#### [What the task asks]
Please write out each of the rows below word for word, in the same order.

#### [Input]
○ ○ ○ ○

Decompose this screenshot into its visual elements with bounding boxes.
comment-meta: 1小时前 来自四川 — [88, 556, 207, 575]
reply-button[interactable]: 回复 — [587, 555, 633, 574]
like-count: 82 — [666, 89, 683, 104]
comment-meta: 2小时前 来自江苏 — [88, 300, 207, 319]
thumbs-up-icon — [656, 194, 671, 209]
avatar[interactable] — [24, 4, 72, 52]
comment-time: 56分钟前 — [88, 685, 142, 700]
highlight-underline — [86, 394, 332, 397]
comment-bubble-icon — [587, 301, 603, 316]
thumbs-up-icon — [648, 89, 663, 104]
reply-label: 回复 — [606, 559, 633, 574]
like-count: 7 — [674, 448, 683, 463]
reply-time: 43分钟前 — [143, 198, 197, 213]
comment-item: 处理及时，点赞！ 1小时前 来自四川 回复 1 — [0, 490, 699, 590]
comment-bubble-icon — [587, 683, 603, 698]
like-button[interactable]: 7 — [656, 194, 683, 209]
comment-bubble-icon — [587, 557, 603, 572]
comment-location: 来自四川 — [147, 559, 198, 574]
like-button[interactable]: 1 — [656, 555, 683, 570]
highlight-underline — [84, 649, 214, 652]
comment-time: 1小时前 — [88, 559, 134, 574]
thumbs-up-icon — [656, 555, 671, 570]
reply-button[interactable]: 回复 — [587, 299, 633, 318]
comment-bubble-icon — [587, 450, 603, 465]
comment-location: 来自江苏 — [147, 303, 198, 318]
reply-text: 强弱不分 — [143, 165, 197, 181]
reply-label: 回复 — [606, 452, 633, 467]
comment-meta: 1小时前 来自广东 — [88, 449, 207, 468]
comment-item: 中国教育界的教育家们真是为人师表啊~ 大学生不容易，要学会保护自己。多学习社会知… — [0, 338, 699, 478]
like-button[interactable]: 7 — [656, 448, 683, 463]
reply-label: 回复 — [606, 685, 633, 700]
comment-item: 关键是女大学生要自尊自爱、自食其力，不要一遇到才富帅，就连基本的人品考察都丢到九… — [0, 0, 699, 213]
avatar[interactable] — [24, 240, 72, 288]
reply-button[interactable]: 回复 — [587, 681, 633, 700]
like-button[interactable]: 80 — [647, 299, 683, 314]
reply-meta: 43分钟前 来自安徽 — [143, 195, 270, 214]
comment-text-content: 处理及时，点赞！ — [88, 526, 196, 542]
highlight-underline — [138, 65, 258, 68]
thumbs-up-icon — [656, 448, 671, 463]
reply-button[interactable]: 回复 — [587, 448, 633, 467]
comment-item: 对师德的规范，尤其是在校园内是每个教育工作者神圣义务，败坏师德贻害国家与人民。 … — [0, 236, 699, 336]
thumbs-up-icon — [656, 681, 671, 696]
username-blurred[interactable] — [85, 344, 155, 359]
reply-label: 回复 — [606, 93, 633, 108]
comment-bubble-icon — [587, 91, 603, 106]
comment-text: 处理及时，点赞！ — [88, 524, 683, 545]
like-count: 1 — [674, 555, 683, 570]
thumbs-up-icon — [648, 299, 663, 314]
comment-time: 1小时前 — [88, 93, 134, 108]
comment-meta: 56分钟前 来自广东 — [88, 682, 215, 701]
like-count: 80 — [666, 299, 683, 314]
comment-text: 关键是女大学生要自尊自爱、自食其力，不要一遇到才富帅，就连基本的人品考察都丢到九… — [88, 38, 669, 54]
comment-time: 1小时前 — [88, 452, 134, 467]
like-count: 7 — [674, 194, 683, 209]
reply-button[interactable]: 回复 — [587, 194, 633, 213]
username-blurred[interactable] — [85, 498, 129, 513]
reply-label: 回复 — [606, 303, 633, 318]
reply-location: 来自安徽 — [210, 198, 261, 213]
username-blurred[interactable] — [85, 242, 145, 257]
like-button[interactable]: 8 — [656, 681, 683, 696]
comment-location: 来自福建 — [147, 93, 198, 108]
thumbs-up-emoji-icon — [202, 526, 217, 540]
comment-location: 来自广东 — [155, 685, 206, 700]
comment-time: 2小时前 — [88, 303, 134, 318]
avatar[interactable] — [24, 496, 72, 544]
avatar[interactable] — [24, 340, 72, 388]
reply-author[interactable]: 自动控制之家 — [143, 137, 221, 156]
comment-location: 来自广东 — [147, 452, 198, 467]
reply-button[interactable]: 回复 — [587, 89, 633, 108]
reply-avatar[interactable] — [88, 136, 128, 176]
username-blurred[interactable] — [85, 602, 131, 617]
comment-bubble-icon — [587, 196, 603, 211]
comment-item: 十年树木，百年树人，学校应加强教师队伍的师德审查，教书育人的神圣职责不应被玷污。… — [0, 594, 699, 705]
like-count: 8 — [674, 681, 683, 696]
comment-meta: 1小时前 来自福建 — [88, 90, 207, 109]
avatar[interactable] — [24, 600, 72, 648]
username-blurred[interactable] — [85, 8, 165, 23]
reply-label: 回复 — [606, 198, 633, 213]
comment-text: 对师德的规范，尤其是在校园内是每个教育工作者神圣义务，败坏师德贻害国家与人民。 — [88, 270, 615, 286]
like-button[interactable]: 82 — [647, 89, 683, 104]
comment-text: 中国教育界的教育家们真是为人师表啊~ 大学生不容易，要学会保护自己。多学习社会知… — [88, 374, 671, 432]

○ ○ ○ ○

#### [Solved exercise]
Decompose this screenshot into its visual elements with bounding boxes.
comment-meta: 1小时前 来自四川 — [88, 556, 207, 575]
reply-button[interactable]: 回复 — [587, 555, 633, 574]
like-count: 82 — [666, 89, 683, 104]
comment-meta: 2小时前 来自江苏 — [88, 300, 207, 319]
thumbs-up-icon — [656, 194, 671, 209]
avatar[interactable] — [24, 4, 72, 52]
comment-time: 56分钟前 — [88, 685, 142, 700]
highlight-underline — [86, 394, 332, 397]
comment-bubble-icon — [587, 301, 603, 316]
thumbs-up-icon — [648, 89, 663, 104]
reply-label: 回复 — [606, 559, 633, 574]
like-count: 7 — [674, 448, 683, 463]
reply-time: 43分钟前 — [143, 198, 197, 213]
comment-item: 处理及时，点赞！ 1小时前 来自四川 回复 1 — [0, 490, 699, 590]
comment-bubble-icon — [587, 683, 603, 698]
like-button[interactable]: 7 — [656, 194, 683, 209]
comment-bubble-icon — [587, 557, 603, 572]
comment-location: 来自四川 — [147, 559, 198, 574]
like-button[interactable]: 1 — [656, 555, 683, 570]
highlight-underline — [84, 649, 214, 652]
comment-time: 1小时前 — [88, 559, 134, 574]
thumbs-up-icon — [656, 555, 671, 570]
reply-button[interactable]: 回复 — [587, 299, 633, 318]
comment-bubble-icon — [587, 450, 603, 465]
comment-location: 来自江苏 — [147, 303, 198, 318]
reply-text: 强弱不分 — [143, 165, 197, 181]
reply-label: 回复 — [606, 452, 633, 467]
comment-meta: 1小时前 来自广东 — [88, 449, 207, 468]
comment-item: 中国教育界的教育家们真是为人师表啊~ 大学生不容易，要学会保护自己。多学习社会知… — [0, 338, 699, 478]
like-button[interactable]: 7 — [656, 448, 683, 463]
reply-label: 回复 — [606, 685, 633, 700]
comment-item: 关键是女大学生要自尊自爱、自食其力，不要一遇到才富帅，就连基本的人品考察都丢到九… — [0, 0, 699, 213]
avatar[interactable] — [24, 240, 72, 288]
reply-button[interactable]: 回复 — [587, 681, 633, 700]
like-button[interactable]: 80 — [647, 299, 683, 314]
reply-meta: 43分钟前 来自安徽 — [143, 195, 270, 214]
comment-text-content: 处理及时，点赞！ — [88, 526, 196, 542]
highlight-underline — [138, 65, 258, 68]
thumbs-up-icon — [656, 448, 671, 463]
reply-button[interactable]: 回复 — [587, 448, 633, 467]
comment-item: 对师德的规范，尤其是在校园内是每个教育工作者神圣义务，败坏师德贻害国家与人民。 … — [0, 236, 699, 336]
thumbs-up-icon — [656, 681, 671, 696]
username-blurred[interactable] — [85, 344, 155, 359]
reply-label: 回复 — [606, 93, 633, 108]
comment-bubble-icon — [587, 91, 603, 106]
comment-text: 处理及时，点赞！ — [88, 524, 683, 545]
like-count: 1 — [674, 555, 683, 570]
thumbs-up-icon — [648, 299, 663, 314]
comment-time: 1小时前 — [88, 93, 134, 108]
comment-meta: 56分钟前 来自广东 — [88, 682, 215, 701]
like-count: 80 — [666, 299, 683, 314]
comment-text: 关键是女大学生要自尊自爱、自食其力，不要一遇到才富帅，就连基本的人品考察都丢到九… — [88, 38, 669, 54]
comment-time: 1小时前 — [88, 452, 134, 467]
like-count: 7 — [674, 194, 683, 209]
reply-button[interactable]: 回复 — [587, 194, 633, 213]
username-blurred[interactable] — [85, 498, 129, 513]
reply-label: 回复 — [606, 303, 633, 318]
reply-location: 来自安徽 — [210, 198, 261, 213]
username-blurred[interactable] — [85, 242, 145, 257]
like-button[interactable]: 8 — [656, 681, 683, 696]
comment-location: 来自福建 — [147, 93, 198, 108]
thumbs-up-emoji-icon — [202, 526, 217, 540]
comment-location: 来自广东 — [155, 685, 206, 700]
comment-time: 2小时前 — [88, 303, 134, 318]
avatar[interactable] — [24, 496, 72, 544]
avatar[interactable] — [24, 340, 72, 388]
reply-author[interactable]: 自动控制之家 — [143, 137, 221, 156]
comment-location: 来自广东 — [147, 452, 198, 467]
reply-button[interactable]: 回复 — [587, 89, 633, 108]
reply-avatar[interactable] — [88, 136, 128, 176]
username-blurred[interactable] — [85, 602, 131, 617]
comment-bubble-icon — [587, 196, 603, 211]
comment-item: 十年树木，百年树人，学校应加强教师队伍的师德审查，教书育人的神圣职责不应被玷污。… — [0, 594, 699, 705]
like-count: 8 — [674, 681, 683, 696]
comment-meta: 1小时前 来自福建 — [88, 90, 207, 109]
avatar[interactable] — [24, 600, 72, 648]
username-blurred[interactable] — [85, 8, 165, 23]
reply-label: 回复 — [606, 198, 633, 213]
comment-text: 对师德的规范，尤其是在校园内是每个教育工作者神圣义务，败坏师德贻害国家与人民。 — [88, 270, 615, 286]
like-button[interactable]: 82 — [647, 89, 683, 104]
comment-text: 中国教育界的教育家们真是为人师表啊~ 大学生不容易，要学会保护自己。多学习社会知… — [88, 374, 671, 432]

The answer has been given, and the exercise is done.